Data records
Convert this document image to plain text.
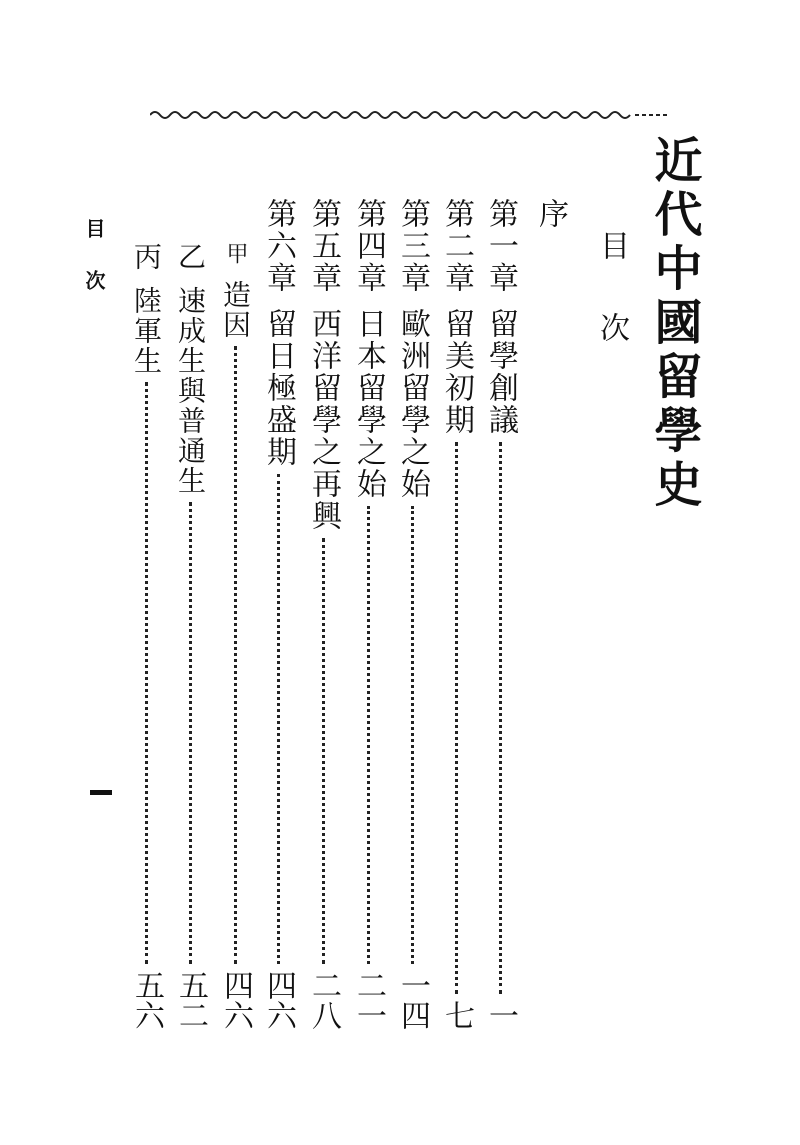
近代中國留學史
目次
序
第一章留學創議
一
第二章留美初期
七
第三章歐洲留學之始
一四
第四章日本留學之始
二一
第五章西洋留學之再興
二八
第六章留日極盛期
四六
甲造因
四六
乙速成生與普通生
五二
丙陸軍生
五六
目次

> **Your instructions**:
Leaving out the pictures, repeat the data above exactly.

> **Output below**:
Convert this document image to plain text.
近代中國留學史
目次
序
第一章留學創議
一
第二章留美初期
七
第三章歐洲留學之始
一四
第四章日本留學之始
二一
第五章西洋留學之再興
二八
第六章留日極盛期
四六
甲造因
四六
乙速成生與普通生
五二
丙陸軍生
五六
目次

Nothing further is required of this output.